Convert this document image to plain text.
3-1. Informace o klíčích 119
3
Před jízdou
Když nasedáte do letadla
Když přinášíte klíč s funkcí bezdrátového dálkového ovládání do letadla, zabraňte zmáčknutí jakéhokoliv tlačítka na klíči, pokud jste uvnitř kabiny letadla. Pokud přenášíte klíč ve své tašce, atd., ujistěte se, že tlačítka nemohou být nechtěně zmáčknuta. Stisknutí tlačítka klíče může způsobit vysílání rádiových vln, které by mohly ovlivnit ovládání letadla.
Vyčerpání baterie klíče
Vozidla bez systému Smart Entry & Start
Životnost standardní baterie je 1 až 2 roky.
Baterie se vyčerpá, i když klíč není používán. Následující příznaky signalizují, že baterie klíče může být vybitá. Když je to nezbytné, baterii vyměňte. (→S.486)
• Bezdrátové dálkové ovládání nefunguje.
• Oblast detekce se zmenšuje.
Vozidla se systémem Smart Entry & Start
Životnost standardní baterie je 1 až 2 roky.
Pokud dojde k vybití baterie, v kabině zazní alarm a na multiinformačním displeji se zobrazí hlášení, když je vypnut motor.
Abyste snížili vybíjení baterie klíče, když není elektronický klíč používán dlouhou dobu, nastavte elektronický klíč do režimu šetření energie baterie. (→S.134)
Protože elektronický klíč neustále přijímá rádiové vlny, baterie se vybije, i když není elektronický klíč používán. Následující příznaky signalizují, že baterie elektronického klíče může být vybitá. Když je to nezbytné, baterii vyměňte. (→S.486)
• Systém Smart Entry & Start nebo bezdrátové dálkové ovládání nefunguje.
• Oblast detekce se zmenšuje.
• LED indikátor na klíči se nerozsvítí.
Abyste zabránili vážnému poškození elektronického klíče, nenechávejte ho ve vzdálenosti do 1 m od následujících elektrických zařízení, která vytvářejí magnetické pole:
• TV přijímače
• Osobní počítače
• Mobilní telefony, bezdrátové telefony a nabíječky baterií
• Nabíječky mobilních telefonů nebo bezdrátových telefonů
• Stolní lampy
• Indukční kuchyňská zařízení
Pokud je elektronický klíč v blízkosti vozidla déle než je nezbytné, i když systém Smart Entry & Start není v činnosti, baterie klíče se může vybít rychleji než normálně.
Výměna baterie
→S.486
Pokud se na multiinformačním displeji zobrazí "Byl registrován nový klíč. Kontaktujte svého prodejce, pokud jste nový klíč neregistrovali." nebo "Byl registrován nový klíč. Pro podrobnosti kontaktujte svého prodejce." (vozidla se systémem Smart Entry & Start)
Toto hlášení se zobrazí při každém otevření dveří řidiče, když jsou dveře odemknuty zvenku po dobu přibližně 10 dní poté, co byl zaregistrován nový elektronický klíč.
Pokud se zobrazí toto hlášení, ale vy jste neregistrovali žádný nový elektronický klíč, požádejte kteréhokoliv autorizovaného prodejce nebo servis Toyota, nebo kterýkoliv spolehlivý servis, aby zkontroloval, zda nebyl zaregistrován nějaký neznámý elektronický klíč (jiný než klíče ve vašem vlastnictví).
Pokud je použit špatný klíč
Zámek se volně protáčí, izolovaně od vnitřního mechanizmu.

Stated problem
Print every record above exactly as written.

Task solution
Convert this document image to plain text.
3-1. Informace o klíčích 119
3
Před jízdou
Když nasedáte do letadla
Když přinášíte klíč s funkcí bezdrátového dálkového ovládání do letadla, zabraňte zmáčknutí jakéhokoliv tlačítka na klíči, pokud jste uvnitř kabiny letadla. Pokud přenášíte klíč ve své tašce, atd., ujistěte se, že tlačítka nemohou být nechtěně zmáčknuta. Stisknutí tlačítka klíče může způsobit vysílání rádiových vln, které by mohly ovlivnit ovládání letadla.
Vyčerpání baterie klíče
Vozidla bez systému Smart Entry & Start
Životnost standardní baterie je 1 až 2 roky.
Baterie se vyčerpá, i když klíč není používán. Následující příznaky signalizují, že baterie klíče může být vybitá. Když je to nezbytné, baterii vyměňte. (→S.486)
• Bezdrátové dálkové ovládání nefunguje.
• Oblast detekce se zmenšuje.
Vozidla se systémem Smart Entry & Start
Životnost standardní baterie je 1 až 2 roky.
Pokud dojde k vybití baterie, v kabině zazní alarm a na multiinformačním displeji se zobrazí hlášení, když je vypnut motor.
Abyste snížili vybíjení baterie klíče, když není elektronický klíč používán dlouhou dobu, nastavte elektronický klíč do režimu šetření energie baterie. (→S.134)
Protože elektronický klíč neustále přijímá rádiové vlny, baterie se vybije, i když není elektronický klíč používán. Následující příznaky signalizují, že baterie elektronického klíče může být vybitá. Když je to nezbytné, baterii vyměňte. (→S.486)
• Systém Smart Entry & Start nebo bezdrátové dálkové ovládání nefunguje.
• Oblast detekce se zmenšuje.
• LED indikátor na klíči se nerozsvítí.
Abyste zabránili vážnému poškození elektronického klíče, nenechávejte ho ve vzdálenosti do 1 m od následujících elektrických zařízení, která vytvářejí magnetické pole:
• TV přijímače
• Osobní počítače
• Mobilní telefony, bezdrátové telefony a nabíječky baterií
• Nabíječky mobilních telefonů nebo bezdrátových telefonů
• Stolní lampy
• Indukční kuchyňská zařízení
Pokud je elektronický klíč v blízkosti vozidla déle než je nezbytné, i když systém Smart Entry & Start není v činnosti, baterie klíče se může vybít rychleji než normálně.
Výměna baterie
→S.486
Pokud se na multiinformačním displeji zobrazí "Byl registrován nový klíč. Kontaktujte svého prodejce, pokud jste nový klíč neregistrovali." nebo "Byl registrován nový klíč. Pro podrobnosti kontaktujte svého prodejce." (vozidla se systémem Smart Entry & Start)
Toto hlášení se zobrazí při každém otevření dveří řidiče, když jsou dveře odemknuty zvenku po dobu přibližně 10 dní poté, co byl zaregistrován nový elektronický klíč.
Pokud se zobrazí toto hlášení, ale vy jste neregistrovali žádný nový elektronický klíč, požádejte kteréhokoliv autorizovaného prodejce nebo servis Toyota, nebo kterýkoliv spolehlivý servis, aby zkontroloval, zda nebyl zaregistrován nějaký neznámý elektronický klíč (jiný než klíče ve vašem vlastnictví).
Pokud je použit špatný klíč
Zámek se volně protáčí, izolovaně od vnitřního mechanizmu.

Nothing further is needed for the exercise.